**Material for the task:**
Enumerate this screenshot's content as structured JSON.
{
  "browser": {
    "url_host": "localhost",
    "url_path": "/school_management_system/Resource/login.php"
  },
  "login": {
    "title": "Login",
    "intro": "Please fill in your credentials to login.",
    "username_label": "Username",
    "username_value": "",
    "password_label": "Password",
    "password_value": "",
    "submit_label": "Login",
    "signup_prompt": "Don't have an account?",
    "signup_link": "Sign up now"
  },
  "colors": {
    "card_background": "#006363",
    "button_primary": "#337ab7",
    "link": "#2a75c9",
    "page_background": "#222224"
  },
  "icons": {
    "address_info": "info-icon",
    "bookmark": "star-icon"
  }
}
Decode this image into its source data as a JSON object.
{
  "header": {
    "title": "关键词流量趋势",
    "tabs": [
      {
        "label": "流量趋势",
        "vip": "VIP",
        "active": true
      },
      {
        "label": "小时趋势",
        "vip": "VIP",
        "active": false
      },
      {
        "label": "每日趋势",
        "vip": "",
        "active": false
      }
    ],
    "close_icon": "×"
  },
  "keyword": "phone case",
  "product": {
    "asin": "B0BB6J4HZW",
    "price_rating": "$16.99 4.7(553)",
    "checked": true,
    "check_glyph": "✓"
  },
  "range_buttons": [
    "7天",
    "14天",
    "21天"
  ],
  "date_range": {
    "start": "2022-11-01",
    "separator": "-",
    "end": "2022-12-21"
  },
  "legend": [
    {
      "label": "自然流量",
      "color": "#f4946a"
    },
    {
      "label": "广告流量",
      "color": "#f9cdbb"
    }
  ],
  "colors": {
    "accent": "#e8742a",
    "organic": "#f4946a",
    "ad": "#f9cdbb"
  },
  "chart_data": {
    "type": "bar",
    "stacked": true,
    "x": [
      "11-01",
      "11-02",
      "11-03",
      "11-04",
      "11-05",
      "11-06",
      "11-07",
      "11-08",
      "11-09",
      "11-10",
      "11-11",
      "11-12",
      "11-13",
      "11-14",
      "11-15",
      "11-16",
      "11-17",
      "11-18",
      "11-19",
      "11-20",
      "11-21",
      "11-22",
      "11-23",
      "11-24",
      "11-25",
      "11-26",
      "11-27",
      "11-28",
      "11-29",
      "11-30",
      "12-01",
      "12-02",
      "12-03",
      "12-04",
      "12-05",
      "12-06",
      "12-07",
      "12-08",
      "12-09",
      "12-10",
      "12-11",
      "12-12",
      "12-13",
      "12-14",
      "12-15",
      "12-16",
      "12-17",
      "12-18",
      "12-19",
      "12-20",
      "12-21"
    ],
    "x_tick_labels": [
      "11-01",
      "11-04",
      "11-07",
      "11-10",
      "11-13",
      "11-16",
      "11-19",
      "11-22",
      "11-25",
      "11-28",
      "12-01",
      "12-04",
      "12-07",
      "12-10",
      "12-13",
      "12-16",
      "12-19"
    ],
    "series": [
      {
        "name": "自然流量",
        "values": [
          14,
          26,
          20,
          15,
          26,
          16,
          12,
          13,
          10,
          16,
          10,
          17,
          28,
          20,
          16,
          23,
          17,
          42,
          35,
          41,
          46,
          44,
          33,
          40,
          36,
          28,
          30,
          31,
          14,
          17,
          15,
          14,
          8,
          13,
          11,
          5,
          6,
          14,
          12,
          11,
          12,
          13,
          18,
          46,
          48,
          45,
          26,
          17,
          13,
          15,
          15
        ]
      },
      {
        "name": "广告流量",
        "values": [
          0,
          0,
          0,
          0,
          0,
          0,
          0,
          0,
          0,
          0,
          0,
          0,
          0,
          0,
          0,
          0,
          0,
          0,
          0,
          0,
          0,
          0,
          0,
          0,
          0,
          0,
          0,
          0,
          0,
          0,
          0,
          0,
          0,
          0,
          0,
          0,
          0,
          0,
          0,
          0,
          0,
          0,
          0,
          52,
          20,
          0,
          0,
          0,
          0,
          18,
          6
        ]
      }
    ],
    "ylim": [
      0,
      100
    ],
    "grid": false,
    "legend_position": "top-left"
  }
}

**What is required:**
Quote each line above in full, word for word.

**Task output:**
Enumerate this screenshot's content as structured JSON.
{
  "browser": {
    "url_host": "localhost",
    "url_path": "/school_management_system/Resource/login.php"
  },
  "login": {
    "title": "Login",
    "intro": "Please fill in your credentials to login.",
    "username_label": "Username",
    "username_value": "",
    "password_label": "Password",
    "password_value": "",
    "submit_label": "Login",
    "signup_prompt": "Don't have an account?",
    "signup_link": "Sign up now"
  },
  "colors": {
    "card_background": "#006363",
    "button_primary": "#337ab7",
    "link": "#2a75c9",
    "page_background": "#222224"
  },
  "icons": {
    "address_info": "info-icon",
    "bookmark": "star-icon"
  }
}
Decode this image into its source data as a JSON object.
{
  "header": {
    "title": "关键词流量趋势",
    "tabs": [
      {
        "label": "流量趋势",
        "vip": "VIP",
        "active": true
      },
      {
        "label": "小时趋势",
        "vip": "VIP",
        "active": false
      },
      {
        "label": "每日趋势",
        "vip": "",
        "active": false
      }
    ],
    "close_icon": "×"
  },
  "keyword": "phone case",
  "product": {
    "asin": "B0BB6J4HZW",
    "price_rating": "$16.99 4.7(553)",
    "checked": true,
    "check_glyph": "✓"
  },
  "range_buttons": [
    "7天",
    "14天",
    "21天"
  ],
  "date_range": {
    "start": "2022-11-01",
    "separator": "-",
    "end": "2022-12-21"
  },
  "legend": [
    {
      "label": "自然流量",
      "color": "#f4946a"
    },
    {
      "label": "广告流量",
      "color": "#f9cdbb"
    }
  ],
  "colors": {
    "accent": "#e8742a",
    "organic": "#f4946a",
    "ad": "#f9cdbb"
  },
  "chart_data": {
    "type": "bar",
    "stacked": true,
    "x": [
      "11-01",
      "11-02",
      "11-03",
      "11-04",
      "11-05",
      "11-06",
      "11-07",
      "11-08",
      "11-09",
      "11-10",
      "11-11",
      "11-12",
      "11-13",
      "11-14",
      "11-15",
      "11-16",
      "11-17",
      "11-18",
      "11-19",
      "11-20",
      "11-21",
      "11-22",
      "11-23",
      "11-24",
      "11-25",
      "11-26",
      "11-27",
      "11-28",
      "11-29",
      "11-30",
      "12-01",
      "12-02",
      "12-03",
      "12-04",
      "12-05",
      "12-06",
      "12-07",
      "12-08",
      "12-09",
      "12-10",
      "12-11",
      "12-12",
      "12-13",
      "12-14",
      "12-15",
      "12-16",
      "12-17",
      "12-18",
      "12-19",
      "12-20",
      "12-21"
    ],
    "x_tick_labels": [
      "11-01",
      "11-04",
      "11-07",
      "11-10",
      "11-13",
      "11-16",
      "11-19",
      "11-22",
      "11-25",
      "11-28",
      "12-01",
      "12-04",
      "12-07",
      "12-10",
      "12-13",
      "12-16",
      "12-19"
    ],
    "series": [
      {
        "name": "自然流量",
        "values": [
          14,
          26,
          20,
          15,
          26,
          16,
          12,
          13,
          10,
          16,
          10,
          17,
          28,
          20,
          16,
          23,
          17,
          42,
          35,
          41,
          46,
          44,
          33,
          40,
          36,
          28,
          30,
          31,
          14,
          17,
          15,
          14,
          8,
          13,
          11,
          5,
          6,
          14,
          12,
          11,
          12,
          13,
          18,
          46,
          48,
          45,
          26,
          17,
          13,
          15,
          15
        ]
      },
      {
        "name": "广告流量",
        "values": [
          0,
          0,
          0,
          0,
          0,
          0,
          0,
          0,
          0,
          0,
          0,
          0,
          0,
          0,
          0,
          0,
          0,
          0,
          0,
          0,
          0,
          0,
          0,
          0,
          0,
          0,
          0,
          0,
          0,
          0,
          0,
          0,
          0,
          0,
          0,
          0,
          0,
          0,
          0,
          0,
          0,
          0,
          0,
          52,
          20,
          0,
          0,
          0,
          0,
          18,
          6
        ]
      }
    ],
    "ylim": [
      0,
      100
    ],
    "grid": false,
    "legend_position": "top-left"
  }
}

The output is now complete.